### OBJECTIVE
Collect all lines below with the string "Number".

(Dataset entries on figures)
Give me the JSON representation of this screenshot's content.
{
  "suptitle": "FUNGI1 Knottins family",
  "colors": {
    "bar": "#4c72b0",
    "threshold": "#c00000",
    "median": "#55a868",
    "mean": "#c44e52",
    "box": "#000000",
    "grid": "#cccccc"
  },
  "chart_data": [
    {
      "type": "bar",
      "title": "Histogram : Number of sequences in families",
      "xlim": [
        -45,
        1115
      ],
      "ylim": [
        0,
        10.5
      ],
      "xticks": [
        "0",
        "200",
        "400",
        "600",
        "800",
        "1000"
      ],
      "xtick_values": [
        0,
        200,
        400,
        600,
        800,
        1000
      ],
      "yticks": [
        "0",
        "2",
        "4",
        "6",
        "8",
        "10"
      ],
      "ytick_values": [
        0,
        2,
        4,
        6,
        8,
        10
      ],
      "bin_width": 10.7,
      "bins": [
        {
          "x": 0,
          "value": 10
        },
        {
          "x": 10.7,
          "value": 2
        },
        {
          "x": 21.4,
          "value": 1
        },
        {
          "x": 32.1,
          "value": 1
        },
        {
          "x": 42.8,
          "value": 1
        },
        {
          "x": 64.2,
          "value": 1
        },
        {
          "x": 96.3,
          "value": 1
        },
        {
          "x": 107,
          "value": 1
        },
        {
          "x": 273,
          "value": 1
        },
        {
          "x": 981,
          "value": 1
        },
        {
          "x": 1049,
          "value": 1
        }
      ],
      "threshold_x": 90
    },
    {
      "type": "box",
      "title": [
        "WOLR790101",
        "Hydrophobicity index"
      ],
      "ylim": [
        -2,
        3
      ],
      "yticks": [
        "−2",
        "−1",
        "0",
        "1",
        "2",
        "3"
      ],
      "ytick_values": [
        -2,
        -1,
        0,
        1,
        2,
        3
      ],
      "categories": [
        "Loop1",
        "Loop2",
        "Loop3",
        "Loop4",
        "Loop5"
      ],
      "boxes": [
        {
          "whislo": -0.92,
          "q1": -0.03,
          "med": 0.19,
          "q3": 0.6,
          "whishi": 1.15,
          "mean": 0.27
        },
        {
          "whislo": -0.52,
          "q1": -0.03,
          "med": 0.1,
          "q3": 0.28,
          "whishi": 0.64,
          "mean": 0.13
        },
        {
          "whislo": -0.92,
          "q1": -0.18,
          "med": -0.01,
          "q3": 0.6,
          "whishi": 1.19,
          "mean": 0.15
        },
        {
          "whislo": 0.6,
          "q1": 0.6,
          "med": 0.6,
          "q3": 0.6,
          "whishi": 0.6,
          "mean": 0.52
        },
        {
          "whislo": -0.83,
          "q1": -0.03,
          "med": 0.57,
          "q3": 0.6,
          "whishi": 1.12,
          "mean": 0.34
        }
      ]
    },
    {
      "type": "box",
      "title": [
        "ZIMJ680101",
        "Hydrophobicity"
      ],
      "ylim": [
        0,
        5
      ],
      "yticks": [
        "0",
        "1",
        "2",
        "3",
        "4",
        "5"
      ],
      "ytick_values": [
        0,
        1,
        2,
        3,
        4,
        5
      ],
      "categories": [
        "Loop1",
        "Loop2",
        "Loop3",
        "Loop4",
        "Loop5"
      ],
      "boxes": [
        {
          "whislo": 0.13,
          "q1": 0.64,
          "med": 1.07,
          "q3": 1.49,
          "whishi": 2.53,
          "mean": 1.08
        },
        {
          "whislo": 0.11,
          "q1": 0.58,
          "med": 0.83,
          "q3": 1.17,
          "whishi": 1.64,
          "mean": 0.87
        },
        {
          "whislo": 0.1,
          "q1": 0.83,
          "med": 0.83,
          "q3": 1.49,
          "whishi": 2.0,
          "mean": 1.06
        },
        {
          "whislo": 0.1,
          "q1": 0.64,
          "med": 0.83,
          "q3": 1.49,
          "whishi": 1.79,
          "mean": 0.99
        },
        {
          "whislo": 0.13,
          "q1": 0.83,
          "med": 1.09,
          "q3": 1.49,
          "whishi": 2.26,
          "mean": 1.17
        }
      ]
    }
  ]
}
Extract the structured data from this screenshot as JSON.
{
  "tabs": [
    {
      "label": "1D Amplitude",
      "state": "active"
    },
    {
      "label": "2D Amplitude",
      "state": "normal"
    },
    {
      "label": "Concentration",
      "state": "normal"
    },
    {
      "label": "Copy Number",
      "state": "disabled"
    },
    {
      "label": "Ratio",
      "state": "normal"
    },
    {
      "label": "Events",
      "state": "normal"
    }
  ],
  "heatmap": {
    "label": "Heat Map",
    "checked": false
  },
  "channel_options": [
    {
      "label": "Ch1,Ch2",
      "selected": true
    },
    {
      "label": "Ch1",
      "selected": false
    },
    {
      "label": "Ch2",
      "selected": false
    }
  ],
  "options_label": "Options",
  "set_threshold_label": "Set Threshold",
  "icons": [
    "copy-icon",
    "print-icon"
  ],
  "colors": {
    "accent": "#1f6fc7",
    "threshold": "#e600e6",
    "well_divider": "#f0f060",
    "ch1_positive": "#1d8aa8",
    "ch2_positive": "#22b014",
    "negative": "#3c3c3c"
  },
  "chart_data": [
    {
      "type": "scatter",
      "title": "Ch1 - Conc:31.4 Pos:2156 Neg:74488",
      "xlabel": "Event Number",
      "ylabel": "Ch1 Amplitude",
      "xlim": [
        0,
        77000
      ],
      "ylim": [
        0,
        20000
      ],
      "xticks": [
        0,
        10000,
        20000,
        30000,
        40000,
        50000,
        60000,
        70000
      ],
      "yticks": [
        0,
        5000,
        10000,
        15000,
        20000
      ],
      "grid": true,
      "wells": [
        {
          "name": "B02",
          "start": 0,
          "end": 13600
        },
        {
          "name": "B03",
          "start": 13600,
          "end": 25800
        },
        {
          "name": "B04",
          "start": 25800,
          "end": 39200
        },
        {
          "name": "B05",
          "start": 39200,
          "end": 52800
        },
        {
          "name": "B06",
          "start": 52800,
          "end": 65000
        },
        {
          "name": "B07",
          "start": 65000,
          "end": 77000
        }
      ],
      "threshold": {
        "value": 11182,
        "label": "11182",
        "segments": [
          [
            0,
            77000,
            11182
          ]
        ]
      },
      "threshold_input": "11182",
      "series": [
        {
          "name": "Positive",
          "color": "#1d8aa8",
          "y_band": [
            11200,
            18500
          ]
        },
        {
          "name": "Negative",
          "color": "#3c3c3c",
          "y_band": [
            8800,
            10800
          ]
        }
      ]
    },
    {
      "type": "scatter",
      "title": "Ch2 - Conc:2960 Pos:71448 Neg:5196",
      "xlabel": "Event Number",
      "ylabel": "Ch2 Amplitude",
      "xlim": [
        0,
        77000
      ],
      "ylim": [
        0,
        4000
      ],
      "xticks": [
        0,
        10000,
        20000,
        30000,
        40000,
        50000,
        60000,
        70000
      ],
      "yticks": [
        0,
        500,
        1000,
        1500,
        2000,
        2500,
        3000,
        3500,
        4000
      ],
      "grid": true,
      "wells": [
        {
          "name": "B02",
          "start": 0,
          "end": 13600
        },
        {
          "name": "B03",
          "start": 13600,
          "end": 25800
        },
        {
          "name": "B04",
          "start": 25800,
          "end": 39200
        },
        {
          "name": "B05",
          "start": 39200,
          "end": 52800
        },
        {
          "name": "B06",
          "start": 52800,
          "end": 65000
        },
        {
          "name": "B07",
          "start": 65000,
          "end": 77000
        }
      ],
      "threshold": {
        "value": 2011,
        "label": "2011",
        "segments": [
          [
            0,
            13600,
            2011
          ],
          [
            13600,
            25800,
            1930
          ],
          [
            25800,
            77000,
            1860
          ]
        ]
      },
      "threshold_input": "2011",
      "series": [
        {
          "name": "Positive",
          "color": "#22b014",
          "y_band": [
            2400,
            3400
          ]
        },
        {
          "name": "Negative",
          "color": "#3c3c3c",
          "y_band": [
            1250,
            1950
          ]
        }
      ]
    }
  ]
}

### FULL OUTPUT
      "title": "Histogram : Number of sequences in families",
      "label": "Copy Number",
      "xlabel": "Event Number",
      "xlabel": "Event Number",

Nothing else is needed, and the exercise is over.